> [OBJECTIVE]: In the entries below, identify every line with the string "Chamber" and copy it.

──────── EXERCISE DATA

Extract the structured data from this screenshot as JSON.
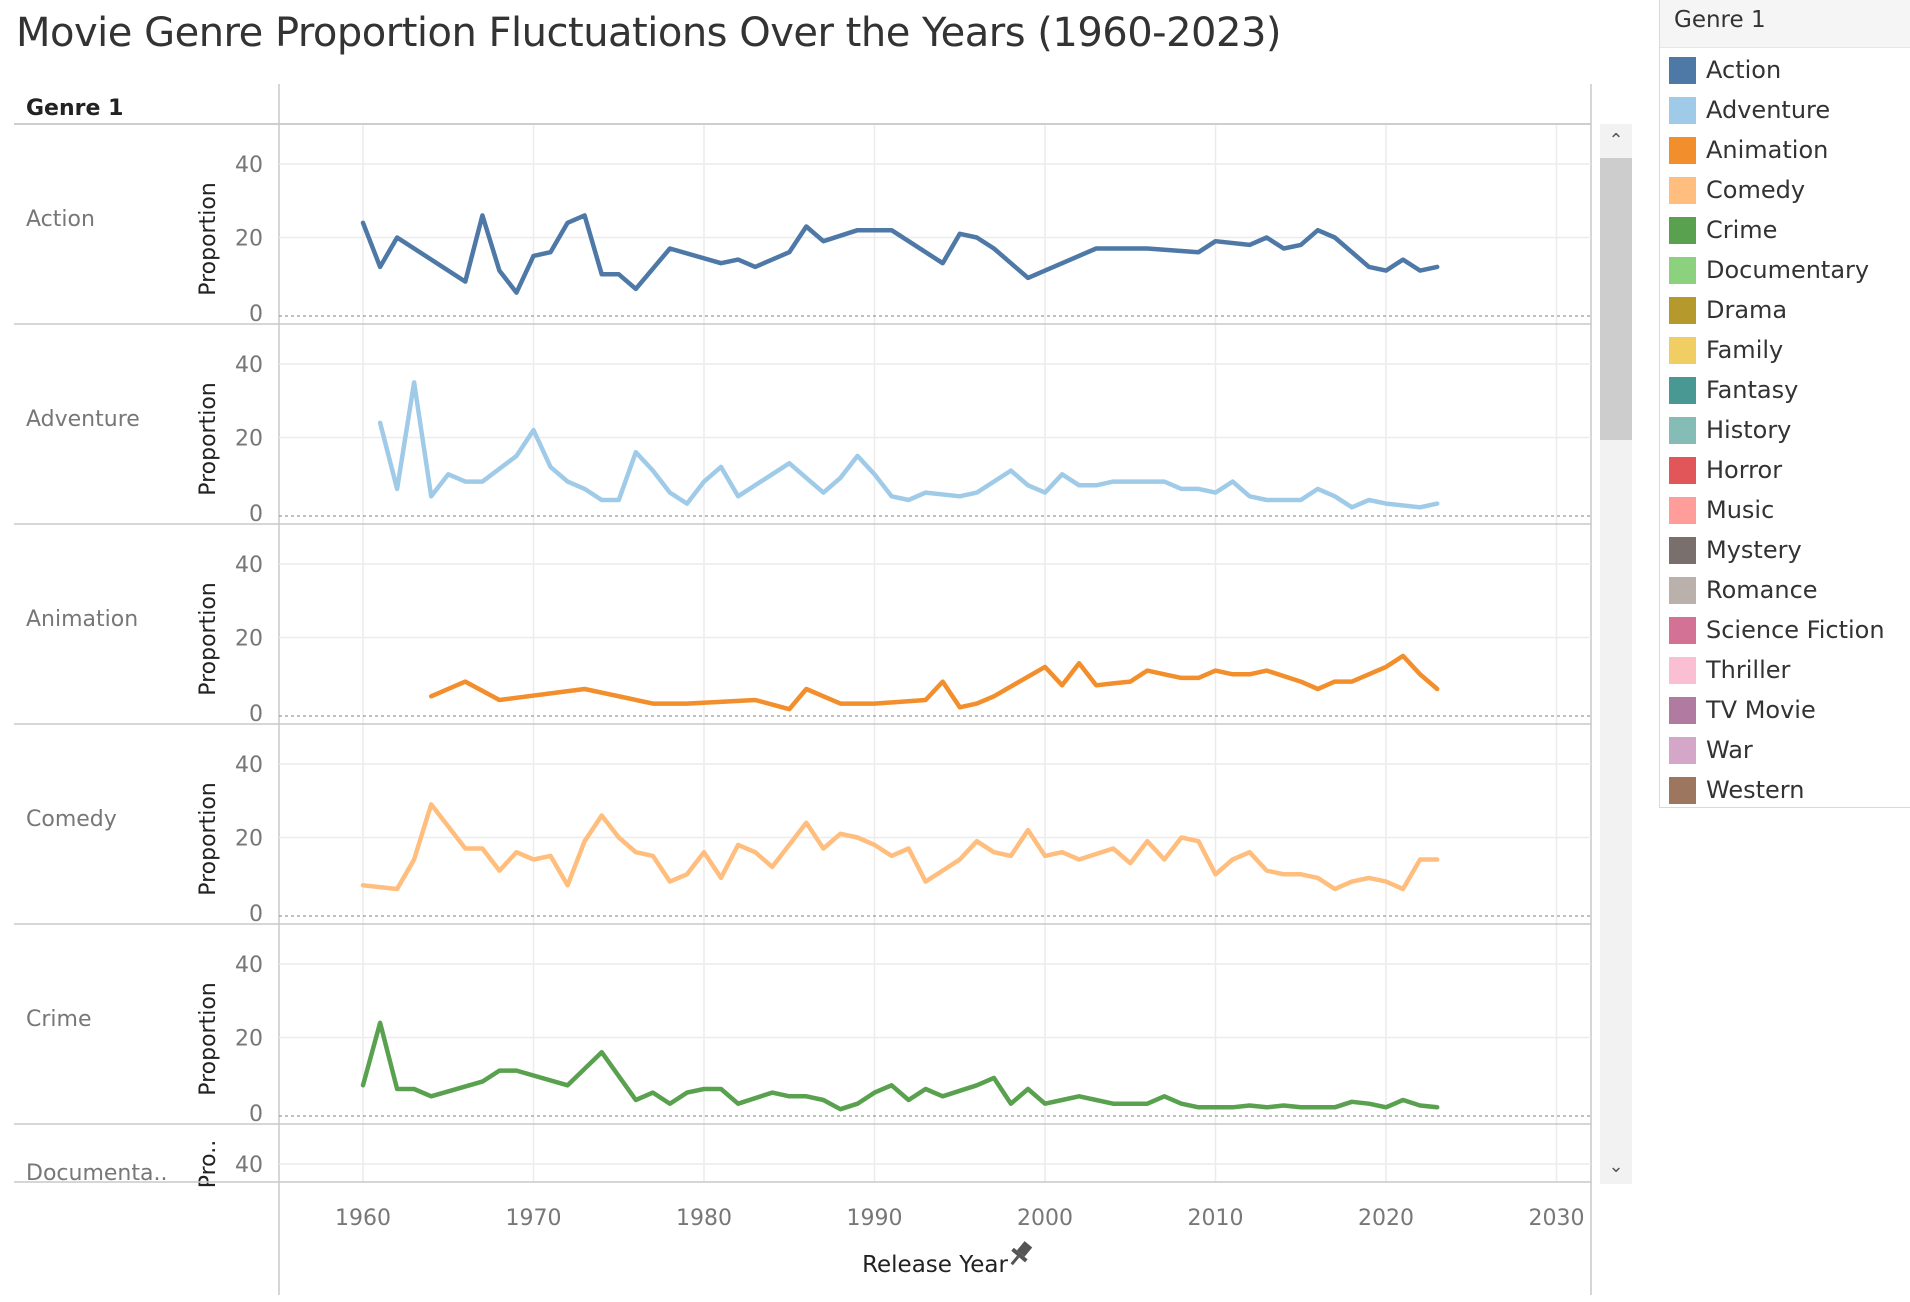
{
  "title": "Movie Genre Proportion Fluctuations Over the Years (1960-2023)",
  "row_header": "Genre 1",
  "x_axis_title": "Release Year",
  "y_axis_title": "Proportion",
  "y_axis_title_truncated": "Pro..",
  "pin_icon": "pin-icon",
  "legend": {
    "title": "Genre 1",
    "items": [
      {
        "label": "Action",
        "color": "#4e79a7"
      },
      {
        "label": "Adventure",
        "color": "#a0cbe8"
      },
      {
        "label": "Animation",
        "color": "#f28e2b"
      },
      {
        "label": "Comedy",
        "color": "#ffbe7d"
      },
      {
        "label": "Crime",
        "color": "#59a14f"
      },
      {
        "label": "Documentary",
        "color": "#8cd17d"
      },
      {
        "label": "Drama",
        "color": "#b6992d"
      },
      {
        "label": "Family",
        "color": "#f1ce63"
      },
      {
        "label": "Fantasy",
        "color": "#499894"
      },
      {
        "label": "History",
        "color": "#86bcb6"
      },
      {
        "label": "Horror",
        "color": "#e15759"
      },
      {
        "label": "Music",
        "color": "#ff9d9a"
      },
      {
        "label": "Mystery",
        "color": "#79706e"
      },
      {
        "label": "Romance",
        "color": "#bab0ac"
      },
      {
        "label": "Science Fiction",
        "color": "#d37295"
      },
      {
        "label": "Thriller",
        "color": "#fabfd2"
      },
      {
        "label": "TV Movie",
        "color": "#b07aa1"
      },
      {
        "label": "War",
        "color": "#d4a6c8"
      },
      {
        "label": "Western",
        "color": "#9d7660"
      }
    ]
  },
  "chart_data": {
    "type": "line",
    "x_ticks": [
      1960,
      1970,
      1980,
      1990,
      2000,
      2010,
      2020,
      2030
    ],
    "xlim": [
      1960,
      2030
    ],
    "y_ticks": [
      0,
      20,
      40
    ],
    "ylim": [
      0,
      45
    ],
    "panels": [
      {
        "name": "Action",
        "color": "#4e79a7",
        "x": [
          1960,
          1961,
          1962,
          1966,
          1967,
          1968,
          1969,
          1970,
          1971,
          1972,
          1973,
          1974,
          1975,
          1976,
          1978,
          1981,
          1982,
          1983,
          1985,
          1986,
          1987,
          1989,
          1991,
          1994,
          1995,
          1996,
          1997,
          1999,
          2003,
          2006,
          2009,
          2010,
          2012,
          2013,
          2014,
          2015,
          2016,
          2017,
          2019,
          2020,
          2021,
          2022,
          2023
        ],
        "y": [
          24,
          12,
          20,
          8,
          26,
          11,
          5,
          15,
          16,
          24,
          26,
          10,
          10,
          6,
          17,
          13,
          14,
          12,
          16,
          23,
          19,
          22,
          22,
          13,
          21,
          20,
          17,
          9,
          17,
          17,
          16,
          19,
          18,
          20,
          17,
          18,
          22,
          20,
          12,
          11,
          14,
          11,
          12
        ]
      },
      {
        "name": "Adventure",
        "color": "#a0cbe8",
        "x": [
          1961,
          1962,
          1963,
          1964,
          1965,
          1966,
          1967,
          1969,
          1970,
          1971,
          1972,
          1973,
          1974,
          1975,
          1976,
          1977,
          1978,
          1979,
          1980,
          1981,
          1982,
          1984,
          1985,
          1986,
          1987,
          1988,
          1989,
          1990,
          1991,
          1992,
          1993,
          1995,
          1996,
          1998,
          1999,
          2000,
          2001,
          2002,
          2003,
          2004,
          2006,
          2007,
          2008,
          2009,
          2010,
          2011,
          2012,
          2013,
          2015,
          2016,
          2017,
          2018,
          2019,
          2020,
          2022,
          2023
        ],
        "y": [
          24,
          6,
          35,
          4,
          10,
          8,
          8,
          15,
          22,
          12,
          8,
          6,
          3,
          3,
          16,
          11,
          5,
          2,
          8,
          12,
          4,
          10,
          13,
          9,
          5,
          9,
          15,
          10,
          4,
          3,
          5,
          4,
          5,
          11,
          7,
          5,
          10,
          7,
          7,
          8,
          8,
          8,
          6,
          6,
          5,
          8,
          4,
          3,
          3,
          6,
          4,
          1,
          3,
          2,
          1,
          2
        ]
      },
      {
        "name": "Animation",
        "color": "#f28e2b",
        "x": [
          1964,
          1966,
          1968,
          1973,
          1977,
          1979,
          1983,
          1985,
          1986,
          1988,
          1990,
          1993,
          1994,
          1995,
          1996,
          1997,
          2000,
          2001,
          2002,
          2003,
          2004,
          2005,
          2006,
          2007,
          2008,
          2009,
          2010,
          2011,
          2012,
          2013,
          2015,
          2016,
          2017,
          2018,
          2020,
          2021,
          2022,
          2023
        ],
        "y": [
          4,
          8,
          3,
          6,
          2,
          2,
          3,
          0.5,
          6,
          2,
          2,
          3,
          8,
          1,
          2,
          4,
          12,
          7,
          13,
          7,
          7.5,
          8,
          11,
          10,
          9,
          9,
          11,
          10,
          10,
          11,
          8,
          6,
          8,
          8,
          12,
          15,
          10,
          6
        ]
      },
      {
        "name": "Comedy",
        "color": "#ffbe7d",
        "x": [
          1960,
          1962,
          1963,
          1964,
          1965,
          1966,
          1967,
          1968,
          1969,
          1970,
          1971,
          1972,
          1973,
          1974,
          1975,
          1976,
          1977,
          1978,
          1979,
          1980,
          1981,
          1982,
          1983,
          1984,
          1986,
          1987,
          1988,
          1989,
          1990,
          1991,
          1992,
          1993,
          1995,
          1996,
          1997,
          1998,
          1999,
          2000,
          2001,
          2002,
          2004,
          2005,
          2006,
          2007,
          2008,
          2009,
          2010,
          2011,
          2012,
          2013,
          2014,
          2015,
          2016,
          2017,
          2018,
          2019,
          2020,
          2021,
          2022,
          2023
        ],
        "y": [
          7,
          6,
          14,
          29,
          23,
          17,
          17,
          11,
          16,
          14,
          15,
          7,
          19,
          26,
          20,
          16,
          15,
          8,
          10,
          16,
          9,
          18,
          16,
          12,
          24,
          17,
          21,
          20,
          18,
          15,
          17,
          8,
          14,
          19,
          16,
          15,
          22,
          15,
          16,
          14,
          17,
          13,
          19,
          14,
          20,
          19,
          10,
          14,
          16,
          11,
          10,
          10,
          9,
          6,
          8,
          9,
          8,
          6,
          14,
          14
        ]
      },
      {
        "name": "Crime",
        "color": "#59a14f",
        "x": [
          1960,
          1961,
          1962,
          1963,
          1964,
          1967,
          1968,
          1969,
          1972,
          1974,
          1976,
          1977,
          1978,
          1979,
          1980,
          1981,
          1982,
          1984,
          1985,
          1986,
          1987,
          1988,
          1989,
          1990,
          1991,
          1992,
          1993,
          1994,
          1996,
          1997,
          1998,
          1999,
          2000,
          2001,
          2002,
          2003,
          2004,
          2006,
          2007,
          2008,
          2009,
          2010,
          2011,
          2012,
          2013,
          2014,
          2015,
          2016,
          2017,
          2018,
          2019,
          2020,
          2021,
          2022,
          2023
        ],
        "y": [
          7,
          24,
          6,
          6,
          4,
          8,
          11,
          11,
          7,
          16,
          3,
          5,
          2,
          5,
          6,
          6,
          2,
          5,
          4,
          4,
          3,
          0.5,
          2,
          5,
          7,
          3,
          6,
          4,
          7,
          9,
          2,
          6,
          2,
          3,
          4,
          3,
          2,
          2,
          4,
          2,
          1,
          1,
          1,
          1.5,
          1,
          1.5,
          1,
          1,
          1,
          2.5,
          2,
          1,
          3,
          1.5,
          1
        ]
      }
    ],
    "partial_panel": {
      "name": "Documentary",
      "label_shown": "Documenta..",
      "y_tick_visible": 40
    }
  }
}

────────────────
──────── EXERCISE DATA

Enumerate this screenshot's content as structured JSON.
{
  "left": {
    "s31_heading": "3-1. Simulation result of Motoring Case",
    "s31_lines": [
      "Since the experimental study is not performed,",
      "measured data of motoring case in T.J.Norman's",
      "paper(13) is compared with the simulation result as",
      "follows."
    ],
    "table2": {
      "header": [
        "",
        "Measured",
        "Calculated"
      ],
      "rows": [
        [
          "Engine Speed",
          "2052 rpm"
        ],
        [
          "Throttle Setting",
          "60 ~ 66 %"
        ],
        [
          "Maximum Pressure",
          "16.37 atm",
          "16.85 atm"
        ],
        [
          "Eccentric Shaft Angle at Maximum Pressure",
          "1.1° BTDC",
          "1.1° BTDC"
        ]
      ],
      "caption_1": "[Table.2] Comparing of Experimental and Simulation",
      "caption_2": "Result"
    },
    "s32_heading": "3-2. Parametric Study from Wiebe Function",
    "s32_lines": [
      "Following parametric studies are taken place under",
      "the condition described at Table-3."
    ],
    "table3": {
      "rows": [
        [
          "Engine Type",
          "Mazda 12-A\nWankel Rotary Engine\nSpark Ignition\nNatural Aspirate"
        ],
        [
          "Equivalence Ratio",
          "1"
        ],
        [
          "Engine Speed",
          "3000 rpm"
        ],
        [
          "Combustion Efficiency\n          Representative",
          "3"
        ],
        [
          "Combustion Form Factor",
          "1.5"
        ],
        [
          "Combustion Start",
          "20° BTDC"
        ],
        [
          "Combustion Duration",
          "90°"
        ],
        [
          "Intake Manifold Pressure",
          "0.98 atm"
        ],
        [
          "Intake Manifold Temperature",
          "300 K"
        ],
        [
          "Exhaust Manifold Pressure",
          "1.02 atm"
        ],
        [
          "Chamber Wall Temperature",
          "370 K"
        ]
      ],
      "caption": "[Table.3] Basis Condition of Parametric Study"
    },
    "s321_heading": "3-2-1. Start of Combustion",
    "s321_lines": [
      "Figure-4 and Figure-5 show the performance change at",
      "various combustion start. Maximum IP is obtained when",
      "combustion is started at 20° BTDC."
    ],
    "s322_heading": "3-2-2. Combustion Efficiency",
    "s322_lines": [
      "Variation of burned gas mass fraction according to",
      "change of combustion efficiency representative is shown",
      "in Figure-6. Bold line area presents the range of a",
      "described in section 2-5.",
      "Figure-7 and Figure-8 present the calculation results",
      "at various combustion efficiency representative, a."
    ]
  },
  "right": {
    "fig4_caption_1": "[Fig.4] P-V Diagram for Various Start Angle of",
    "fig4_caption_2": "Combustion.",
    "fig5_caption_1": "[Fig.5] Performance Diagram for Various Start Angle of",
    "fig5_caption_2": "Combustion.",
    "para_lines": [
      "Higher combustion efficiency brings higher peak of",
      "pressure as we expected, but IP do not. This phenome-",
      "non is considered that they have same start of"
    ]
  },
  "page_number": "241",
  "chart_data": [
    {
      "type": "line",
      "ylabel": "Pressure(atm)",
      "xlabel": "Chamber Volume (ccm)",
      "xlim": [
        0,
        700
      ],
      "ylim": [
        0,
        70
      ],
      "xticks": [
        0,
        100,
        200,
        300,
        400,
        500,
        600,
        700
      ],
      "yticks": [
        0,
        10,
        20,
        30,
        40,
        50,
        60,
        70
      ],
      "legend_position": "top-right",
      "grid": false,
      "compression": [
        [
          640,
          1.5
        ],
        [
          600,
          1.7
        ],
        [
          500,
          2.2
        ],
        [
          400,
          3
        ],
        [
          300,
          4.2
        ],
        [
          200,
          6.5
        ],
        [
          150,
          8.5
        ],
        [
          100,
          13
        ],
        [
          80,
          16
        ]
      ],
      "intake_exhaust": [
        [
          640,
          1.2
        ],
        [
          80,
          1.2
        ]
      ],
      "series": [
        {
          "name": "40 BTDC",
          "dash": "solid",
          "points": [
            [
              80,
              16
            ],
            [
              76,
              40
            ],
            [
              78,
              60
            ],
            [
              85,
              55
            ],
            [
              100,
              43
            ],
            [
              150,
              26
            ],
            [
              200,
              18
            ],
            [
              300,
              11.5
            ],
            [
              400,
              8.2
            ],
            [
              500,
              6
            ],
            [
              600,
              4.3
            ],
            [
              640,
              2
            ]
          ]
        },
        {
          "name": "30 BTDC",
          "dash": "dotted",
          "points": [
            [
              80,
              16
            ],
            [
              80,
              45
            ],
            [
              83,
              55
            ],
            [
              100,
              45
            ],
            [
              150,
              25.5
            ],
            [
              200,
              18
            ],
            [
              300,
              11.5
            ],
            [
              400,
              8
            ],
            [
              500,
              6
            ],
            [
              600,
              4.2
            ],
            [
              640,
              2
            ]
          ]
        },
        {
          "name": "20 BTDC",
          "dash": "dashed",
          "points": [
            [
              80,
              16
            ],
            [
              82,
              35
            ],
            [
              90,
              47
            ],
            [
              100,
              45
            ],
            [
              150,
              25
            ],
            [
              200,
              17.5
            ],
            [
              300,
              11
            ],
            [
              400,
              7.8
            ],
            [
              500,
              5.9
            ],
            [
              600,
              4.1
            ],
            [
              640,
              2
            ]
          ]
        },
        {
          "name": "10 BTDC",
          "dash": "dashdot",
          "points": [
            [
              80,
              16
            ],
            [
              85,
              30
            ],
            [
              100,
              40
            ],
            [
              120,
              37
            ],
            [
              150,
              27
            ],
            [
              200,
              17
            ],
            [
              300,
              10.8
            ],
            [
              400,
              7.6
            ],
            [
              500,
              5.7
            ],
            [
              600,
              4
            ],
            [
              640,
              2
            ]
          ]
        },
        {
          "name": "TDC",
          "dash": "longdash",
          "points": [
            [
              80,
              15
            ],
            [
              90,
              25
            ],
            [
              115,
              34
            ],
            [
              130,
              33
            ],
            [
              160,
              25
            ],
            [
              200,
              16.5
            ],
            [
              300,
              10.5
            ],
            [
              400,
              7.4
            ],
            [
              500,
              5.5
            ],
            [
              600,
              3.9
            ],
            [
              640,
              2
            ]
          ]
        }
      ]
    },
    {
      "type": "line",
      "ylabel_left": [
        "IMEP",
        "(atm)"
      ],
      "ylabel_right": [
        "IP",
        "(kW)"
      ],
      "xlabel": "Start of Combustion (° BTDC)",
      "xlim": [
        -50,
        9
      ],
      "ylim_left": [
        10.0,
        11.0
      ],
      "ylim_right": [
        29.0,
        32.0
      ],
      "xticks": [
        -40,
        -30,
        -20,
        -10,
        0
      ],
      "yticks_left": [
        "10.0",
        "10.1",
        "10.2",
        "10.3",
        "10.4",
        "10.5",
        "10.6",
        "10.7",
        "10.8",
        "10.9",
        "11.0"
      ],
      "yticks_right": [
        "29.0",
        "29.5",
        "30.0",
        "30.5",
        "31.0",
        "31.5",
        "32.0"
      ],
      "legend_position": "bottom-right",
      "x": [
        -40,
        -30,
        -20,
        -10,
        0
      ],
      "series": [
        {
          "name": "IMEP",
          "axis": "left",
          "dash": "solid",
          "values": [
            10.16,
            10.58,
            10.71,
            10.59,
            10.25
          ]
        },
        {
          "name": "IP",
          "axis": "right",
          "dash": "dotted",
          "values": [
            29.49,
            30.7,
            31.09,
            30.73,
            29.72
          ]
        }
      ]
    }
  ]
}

────────────────

> [REPLY]:
          "Chamber Wall Temperature",
      "xlabel": "Chamber Volume (ccm)",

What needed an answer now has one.